Data to process:
------------------------------------
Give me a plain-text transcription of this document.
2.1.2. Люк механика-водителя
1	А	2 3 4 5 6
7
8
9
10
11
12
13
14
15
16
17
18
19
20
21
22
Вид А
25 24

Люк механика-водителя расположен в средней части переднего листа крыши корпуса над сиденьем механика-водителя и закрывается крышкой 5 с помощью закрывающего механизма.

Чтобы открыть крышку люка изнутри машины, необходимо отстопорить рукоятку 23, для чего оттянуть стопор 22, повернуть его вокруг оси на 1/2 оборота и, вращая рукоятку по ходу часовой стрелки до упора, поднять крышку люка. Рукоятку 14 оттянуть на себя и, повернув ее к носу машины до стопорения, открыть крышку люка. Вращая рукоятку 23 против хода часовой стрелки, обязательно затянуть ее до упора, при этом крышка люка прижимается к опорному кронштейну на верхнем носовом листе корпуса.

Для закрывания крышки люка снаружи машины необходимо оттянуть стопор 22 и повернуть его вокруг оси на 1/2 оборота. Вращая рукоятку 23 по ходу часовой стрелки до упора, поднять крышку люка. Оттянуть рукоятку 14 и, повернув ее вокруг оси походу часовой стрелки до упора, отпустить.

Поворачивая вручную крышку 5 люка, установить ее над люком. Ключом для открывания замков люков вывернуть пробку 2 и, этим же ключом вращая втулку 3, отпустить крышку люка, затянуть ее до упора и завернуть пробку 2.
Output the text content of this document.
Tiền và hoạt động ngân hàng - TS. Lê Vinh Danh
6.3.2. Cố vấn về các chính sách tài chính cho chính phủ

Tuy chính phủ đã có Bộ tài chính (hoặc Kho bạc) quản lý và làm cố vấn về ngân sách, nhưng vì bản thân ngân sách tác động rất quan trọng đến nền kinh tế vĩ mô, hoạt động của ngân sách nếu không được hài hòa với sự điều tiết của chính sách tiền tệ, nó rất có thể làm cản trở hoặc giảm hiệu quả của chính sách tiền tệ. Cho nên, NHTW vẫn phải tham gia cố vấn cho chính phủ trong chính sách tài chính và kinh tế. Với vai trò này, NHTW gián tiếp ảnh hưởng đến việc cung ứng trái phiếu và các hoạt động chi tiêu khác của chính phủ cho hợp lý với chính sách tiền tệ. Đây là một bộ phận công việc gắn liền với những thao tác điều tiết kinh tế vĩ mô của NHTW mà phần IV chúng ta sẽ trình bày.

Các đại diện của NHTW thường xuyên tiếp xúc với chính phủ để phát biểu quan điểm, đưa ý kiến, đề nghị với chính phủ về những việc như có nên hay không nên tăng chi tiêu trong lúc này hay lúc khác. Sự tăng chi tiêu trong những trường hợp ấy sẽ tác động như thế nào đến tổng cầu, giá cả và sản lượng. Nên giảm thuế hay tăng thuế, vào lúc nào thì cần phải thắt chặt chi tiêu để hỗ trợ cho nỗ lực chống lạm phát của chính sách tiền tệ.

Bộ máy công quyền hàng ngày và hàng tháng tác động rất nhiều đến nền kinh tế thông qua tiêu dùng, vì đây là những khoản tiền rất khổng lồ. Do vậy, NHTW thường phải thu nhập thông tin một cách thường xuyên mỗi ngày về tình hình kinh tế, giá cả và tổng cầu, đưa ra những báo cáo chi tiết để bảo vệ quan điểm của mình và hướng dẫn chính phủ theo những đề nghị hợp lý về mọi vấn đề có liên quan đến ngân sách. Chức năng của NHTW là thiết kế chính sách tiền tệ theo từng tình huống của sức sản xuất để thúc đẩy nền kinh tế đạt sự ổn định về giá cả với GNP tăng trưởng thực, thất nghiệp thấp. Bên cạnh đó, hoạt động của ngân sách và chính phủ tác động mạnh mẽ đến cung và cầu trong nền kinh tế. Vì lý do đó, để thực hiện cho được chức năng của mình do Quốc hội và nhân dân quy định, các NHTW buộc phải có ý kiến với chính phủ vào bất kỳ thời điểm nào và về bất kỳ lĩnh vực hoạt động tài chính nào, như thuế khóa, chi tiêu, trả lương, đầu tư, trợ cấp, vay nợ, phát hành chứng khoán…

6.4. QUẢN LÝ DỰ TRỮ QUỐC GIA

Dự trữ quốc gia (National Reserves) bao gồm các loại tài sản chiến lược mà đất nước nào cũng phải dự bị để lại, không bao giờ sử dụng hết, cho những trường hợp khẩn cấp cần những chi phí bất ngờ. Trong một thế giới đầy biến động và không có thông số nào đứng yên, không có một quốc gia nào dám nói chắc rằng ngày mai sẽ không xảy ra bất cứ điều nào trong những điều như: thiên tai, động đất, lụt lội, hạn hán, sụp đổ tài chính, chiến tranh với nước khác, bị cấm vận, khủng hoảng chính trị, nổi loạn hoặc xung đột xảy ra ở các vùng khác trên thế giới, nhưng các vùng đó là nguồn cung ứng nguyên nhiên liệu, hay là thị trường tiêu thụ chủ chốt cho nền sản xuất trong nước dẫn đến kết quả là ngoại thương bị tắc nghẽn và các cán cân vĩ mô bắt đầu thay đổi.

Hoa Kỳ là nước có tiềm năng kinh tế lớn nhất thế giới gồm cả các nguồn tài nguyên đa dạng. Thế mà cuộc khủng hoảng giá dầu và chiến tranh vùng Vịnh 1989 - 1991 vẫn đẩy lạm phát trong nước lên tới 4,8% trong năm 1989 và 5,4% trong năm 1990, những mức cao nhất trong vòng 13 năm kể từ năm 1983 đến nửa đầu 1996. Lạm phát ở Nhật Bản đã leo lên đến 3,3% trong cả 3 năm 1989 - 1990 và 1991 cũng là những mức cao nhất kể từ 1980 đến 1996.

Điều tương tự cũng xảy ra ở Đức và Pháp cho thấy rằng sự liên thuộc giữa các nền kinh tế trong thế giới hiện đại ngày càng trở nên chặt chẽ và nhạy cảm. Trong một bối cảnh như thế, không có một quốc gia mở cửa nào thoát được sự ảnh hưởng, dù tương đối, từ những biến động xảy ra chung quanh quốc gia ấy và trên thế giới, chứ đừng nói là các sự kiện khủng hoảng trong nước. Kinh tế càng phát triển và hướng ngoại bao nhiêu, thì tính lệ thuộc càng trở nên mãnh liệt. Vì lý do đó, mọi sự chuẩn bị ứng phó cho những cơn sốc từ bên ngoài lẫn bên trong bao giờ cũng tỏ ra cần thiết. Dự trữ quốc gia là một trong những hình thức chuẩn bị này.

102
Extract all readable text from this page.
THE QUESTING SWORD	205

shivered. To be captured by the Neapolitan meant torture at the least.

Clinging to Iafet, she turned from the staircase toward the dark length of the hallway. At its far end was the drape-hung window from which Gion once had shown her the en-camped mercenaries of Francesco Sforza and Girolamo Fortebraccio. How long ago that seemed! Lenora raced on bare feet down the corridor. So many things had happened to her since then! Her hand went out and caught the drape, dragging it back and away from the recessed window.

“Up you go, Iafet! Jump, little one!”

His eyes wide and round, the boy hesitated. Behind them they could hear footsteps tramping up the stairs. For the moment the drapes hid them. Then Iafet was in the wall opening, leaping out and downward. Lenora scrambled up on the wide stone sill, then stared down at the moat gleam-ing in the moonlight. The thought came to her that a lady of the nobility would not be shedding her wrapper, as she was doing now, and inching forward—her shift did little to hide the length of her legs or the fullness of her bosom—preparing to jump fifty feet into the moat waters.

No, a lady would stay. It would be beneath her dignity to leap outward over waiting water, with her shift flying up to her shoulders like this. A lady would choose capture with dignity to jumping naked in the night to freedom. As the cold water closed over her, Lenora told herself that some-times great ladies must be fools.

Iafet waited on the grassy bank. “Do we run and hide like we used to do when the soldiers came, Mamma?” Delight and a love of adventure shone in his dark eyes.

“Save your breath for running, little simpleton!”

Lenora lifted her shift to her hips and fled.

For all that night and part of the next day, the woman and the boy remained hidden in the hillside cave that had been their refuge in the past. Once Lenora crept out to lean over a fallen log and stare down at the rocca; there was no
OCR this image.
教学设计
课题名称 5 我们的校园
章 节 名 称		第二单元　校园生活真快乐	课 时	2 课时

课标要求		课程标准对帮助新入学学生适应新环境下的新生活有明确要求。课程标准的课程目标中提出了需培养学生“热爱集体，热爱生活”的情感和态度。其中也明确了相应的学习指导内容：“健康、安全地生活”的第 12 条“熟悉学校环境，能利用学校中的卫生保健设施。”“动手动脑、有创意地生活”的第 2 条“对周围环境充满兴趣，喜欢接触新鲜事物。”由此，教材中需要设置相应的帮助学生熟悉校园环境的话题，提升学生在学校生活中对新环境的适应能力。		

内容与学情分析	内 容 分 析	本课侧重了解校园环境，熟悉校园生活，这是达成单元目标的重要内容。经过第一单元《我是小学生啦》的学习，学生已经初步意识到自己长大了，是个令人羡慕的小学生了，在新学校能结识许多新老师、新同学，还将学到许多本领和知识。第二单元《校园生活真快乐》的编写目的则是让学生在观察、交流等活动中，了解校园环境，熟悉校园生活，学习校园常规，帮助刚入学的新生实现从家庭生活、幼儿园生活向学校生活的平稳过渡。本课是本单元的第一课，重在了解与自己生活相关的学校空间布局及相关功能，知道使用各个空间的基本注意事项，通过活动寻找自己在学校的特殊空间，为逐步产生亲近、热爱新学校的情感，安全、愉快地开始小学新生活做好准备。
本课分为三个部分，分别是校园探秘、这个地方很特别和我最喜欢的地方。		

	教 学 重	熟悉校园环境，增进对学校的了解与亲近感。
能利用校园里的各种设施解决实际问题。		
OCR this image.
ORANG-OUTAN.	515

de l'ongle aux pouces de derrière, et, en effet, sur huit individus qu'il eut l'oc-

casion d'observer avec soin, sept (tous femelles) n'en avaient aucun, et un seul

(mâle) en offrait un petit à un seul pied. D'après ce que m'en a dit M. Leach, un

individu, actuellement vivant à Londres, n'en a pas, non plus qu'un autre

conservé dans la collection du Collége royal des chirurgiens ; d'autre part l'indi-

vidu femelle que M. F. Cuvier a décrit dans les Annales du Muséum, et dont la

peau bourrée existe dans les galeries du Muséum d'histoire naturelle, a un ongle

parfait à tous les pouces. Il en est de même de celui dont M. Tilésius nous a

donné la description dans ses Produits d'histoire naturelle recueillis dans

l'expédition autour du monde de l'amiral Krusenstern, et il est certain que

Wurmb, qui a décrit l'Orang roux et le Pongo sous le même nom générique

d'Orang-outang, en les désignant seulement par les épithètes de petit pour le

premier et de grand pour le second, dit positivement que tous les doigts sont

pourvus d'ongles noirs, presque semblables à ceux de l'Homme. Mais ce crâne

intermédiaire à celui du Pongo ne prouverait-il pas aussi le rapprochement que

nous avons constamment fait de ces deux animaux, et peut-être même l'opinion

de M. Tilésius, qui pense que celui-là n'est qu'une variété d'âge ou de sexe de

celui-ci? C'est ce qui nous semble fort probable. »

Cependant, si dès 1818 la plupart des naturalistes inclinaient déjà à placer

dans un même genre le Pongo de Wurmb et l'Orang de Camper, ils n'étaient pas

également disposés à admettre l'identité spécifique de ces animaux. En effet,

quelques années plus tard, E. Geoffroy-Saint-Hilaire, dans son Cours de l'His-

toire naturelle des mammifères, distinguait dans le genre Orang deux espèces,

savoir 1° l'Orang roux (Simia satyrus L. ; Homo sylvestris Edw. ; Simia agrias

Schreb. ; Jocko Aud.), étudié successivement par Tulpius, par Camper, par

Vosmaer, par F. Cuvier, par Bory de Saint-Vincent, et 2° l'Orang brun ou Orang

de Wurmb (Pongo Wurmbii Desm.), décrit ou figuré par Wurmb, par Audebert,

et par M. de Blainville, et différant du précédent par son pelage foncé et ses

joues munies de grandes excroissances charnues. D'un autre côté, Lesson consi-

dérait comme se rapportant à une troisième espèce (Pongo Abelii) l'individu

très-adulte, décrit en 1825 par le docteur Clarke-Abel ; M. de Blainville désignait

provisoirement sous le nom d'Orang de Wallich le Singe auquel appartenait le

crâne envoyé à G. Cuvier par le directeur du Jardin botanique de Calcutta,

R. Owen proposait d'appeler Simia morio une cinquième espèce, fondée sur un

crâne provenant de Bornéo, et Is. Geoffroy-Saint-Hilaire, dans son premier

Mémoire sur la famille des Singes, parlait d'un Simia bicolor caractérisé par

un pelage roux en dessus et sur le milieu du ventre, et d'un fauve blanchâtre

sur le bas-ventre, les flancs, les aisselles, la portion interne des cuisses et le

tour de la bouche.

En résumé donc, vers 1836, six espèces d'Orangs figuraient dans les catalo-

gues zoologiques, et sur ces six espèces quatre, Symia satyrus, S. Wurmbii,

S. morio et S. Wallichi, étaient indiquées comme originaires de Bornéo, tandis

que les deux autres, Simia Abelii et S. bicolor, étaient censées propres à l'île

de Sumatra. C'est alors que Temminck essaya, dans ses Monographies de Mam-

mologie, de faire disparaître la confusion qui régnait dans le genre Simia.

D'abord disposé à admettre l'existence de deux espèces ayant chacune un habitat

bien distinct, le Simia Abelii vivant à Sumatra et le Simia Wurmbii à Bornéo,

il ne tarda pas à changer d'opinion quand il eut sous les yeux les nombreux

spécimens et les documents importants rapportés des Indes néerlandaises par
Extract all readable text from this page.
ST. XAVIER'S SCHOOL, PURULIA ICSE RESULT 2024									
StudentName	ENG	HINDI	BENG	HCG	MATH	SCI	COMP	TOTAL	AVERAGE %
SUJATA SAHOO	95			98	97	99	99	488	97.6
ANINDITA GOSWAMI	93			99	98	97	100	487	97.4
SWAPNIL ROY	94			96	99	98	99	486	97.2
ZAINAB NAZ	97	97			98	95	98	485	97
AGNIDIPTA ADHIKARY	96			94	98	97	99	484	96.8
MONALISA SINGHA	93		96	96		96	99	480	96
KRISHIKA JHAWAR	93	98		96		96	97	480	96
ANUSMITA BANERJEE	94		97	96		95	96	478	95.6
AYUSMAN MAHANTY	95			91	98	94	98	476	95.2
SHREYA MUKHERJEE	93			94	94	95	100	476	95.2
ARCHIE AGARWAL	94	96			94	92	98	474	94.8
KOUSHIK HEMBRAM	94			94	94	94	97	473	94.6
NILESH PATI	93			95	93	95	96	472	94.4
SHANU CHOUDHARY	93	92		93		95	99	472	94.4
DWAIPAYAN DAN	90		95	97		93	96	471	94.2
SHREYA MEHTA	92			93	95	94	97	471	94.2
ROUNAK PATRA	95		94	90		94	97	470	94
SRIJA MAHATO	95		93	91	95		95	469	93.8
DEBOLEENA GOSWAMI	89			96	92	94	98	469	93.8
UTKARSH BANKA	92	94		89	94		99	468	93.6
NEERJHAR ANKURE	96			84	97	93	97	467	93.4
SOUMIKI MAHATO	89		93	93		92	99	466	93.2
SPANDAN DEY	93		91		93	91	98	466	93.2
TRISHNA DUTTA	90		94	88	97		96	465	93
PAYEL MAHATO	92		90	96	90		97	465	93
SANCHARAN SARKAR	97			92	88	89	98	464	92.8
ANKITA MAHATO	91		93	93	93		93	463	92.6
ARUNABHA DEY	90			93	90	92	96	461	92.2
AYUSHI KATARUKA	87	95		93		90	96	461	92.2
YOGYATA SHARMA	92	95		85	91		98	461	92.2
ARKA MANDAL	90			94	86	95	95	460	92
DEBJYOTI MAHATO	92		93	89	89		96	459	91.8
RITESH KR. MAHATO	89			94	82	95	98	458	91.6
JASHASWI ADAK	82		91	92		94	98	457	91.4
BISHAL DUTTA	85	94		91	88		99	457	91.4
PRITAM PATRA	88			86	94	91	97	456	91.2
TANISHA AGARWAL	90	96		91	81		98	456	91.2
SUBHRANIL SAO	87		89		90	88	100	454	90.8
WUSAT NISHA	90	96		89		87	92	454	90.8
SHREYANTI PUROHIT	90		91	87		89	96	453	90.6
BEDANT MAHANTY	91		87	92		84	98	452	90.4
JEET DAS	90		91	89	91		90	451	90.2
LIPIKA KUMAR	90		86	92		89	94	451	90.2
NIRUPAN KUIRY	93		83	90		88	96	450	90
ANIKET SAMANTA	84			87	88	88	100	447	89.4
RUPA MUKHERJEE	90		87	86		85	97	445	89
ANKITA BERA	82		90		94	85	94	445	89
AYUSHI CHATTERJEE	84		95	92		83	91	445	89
------------------------------------
Instructions to follow: Take every line containing the word "satyrus" and copy it.

Response:
savoir 1° l'Orang roux (Simia satyrus L. ; Homo sylvestris Edw. ; Simia agrias
gues zoologiques, et sur ces six espèces quatre, Symia satyrus, S. Wurmbii,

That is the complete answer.